(Written request):
Render the material again word for word, skipping the pictures in it.

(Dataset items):

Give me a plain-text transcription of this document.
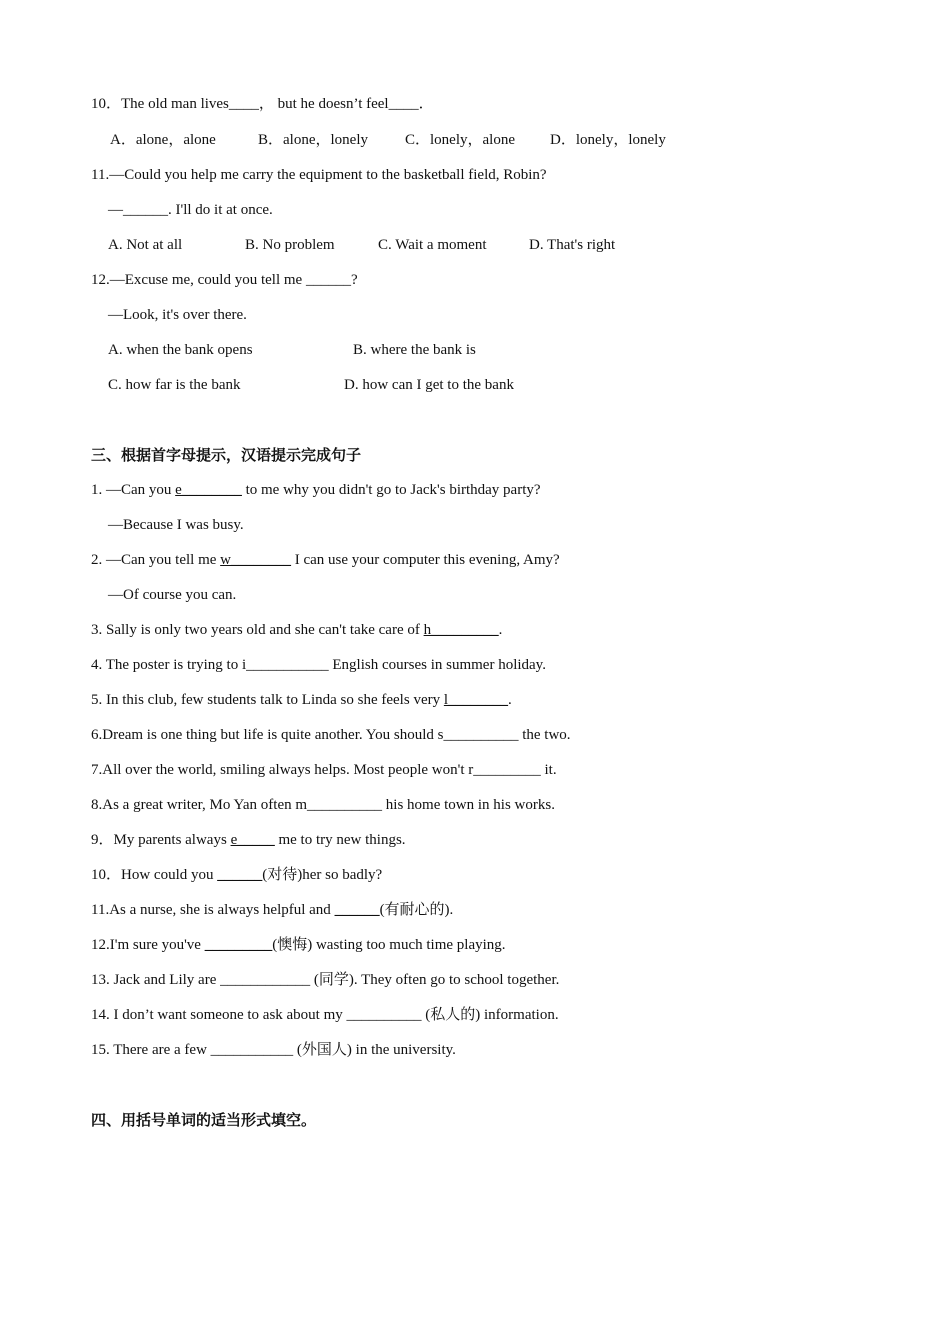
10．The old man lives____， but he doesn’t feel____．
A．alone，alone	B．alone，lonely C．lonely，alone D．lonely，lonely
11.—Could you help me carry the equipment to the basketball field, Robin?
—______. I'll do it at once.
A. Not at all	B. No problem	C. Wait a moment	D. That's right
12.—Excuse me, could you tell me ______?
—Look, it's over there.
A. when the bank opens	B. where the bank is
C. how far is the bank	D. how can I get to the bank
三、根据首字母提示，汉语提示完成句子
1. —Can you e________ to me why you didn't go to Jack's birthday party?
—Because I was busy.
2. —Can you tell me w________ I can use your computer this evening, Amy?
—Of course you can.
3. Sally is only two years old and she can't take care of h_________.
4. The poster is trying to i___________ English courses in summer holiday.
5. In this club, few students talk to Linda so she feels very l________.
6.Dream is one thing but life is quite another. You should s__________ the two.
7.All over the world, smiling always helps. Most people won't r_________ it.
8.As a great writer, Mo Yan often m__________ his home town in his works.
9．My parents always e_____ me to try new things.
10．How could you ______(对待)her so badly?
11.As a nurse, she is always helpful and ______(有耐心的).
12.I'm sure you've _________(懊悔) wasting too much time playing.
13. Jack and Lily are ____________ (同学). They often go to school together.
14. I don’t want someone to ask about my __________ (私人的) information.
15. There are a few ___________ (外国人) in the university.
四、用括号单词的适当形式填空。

(Solution to this task):
Give me a plain-text transcription of this document.
10．The old man lives____， but he doesn’t feel____．
A．alone，alone	B．alone，lonely C．lonely，alone D．lonely，lonely
11.—Could you help me carry the equipment to the basketball field, Robin?
—______. I'll do it at once.
A. Not at all	B. No problem	C. Wait a moment	D. That's right
12.—Excuse me, could you tell me ______?
—Look, it's over there.
A. when the bank opens	B. where the bank is
C. how far is the bank	D. how can I get to the bank
三、根据首字母提示，汉语提示完成句子
1. —Can you e________ to me why you didn't go to Jack's birthday party?
—Because I was busy.
2. —Can you tell me w________ I can use your computer this evening, Amy?
—Of course you can.
3. Sally is only two years old and she can't take care of h_________.
4. The poster is trying to i___________ English courses in summer holiday.
5. In this club, few students talk to Linda so she feels very l________.
6.Dream is one thing but life is quite another. You should s__________ the two.
7.All over the world, smiling always helps. Most people won't r_________ it.
8.As a great writer, Mo Yan often m__________ his home town in his works.
9．My parents always e_____ me to try new things.
10．How could you ______(对待)her so badly?
11.As a nurse, she is always helpful and ______(有耐心的).
12.I'm sure you've _________(懊悔) wasting too much time playing.
13. Jack and Lily are ____________ (同学). They often go to school together.
14. I don’t want someone to ask about my __________ (私人的) information.
15. There are a few ___________ (外国人) in the university.
四、用括号单词的适当形式填空。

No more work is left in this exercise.